### Reading passage:
The COVID-19 superspreader event at the Paris 2024 Olympics


The normalization of massive police presence targeting the working class in Paris during the 2024 Olympics has been accompanied by the normalization of mass COVID-19 infection. At the Paris Olympics, all public health precautions have been thrown out the window.

Millions of people, including 2 million foreign tourists, are expected at the various competition sites in France to watch the 48 sporting events of 11,310 athletes from 206 countries. More than 45,000 police and gendarmes are deployed on land, sea and in the air, with helicopters, drones and snipers ready to intervene, placing Paris in a state of siege.

Security patrol outside the Louvre Museum in Paris, France, ahead of the opening ceremony of the 2024 Summer Olympics, Friday, July 26, 2024. (AP Photo/John Locher)

(Document layout analysis data)
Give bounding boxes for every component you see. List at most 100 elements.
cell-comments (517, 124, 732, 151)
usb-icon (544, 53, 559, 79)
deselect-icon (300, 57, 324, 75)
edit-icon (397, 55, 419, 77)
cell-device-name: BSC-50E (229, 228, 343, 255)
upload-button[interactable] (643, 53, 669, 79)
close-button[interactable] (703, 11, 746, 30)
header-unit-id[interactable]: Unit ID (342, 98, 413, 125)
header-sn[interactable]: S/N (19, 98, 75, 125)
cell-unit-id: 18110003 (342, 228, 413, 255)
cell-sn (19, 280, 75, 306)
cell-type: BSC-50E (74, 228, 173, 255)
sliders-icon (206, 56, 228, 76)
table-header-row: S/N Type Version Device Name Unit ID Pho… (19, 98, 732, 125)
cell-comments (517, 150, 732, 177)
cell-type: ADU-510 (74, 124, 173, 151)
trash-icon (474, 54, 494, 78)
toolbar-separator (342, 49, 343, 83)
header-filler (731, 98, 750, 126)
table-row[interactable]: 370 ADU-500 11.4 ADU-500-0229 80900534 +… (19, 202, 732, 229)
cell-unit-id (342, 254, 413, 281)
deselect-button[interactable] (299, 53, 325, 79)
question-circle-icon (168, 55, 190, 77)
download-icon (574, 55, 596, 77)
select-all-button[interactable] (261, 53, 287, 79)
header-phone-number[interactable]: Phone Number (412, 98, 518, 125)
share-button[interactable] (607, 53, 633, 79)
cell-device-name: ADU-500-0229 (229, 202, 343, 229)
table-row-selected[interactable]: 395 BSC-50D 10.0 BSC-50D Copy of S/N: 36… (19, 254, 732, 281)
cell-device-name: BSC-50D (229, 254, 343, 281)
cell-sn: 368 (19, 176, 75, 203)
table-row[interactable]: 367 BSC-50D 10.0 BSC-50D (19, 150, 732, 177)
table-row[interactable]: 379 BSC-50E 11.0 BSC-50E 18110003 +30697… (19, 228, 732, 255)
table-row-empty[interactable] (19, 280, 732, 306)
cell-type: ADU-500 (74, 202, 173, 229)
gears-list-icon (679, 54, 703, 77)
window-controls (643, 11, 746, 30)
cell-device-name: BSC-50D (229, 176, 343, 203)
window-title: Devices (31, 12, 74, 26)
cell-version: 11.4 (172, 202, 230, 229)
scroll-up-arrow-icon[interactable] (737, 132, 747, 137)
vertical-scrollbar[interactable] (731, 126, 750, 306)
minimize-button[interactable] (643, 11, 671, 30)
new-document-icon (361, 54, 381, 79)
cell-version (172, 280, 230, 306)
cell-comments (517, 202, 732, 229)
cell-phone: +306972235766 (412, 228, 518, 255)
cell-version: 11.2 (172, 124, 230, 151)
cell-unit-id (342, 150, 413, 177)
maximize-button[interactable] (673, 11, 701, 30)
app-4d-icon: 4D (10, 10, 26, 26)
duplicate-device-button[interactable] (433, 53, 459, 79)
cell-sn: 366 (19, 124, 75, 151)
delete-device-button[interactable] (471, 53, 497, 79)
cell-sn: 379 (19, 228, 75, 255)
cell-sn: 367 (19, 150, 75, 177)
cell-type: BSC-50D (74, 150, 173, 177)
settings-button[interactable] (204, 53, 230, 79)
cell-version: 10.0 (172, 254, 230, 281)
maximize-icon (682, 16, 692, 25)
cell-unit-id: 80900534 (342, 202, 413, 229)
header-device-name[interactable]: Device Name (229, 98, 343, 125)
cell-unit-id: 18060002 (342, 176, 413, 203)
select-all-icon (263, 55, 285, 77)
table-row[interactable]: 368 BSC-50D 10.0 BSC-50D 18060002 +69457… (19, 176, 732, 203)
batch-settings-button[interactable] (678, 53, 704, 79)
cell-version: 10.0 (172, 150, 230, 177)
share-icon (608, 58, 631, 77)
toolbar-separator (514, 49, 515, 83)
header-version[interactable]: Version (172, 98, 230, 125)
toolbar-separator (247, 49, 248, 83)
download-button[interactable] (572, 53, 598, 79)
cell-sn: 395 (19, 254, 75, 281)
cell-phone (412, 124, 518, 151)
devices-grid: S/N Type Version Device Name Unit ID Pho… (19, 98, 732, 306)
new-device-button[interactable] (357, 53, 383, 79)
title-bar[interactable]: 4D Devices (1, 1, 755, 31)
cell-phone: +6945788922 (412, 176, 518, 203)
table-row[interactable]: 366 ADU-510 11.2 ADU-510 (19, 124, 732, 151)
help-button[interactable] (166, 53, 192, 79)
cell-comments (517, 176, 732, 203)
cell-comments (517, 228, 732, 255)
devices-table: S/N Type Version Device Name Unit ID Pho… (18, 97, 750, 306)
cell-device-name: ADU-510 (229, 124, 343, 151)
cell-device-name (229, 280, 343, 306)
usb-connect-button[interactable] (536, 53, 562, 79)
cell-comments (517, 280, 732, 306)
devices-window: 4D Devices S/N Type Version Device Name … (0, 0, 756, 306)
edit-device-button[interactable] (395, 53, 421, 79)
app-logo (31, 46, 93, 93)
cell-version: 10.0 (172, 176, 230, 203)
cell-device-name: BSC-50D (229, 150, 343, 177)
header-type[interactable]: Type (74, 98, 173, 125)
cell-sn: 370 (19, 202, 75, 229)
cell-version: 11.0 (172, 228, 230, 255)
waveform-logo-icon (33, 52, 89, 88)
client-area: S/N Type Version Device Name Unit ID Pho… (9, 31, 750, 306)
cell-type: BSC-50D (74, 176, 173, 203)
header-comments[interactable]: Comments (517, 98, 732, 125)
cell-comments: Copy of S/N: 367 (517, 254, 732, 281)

### Task to carry out:
Copy the portion of the Paris 2024 Olympics article that starts with the words containing "The COVID-19 superspreader" and ends with "out the window.".

### Answer to the exercise:
The COVID-19 superspreader event at the Paris 2024 Olympics


The normalization of massive police presence targeting the working class in Paris during the 2024 Olympics has been accompanied by the normalization of mass COVID-19 infection. At the Paris Olympics, all public health precautions have been thrown out the window.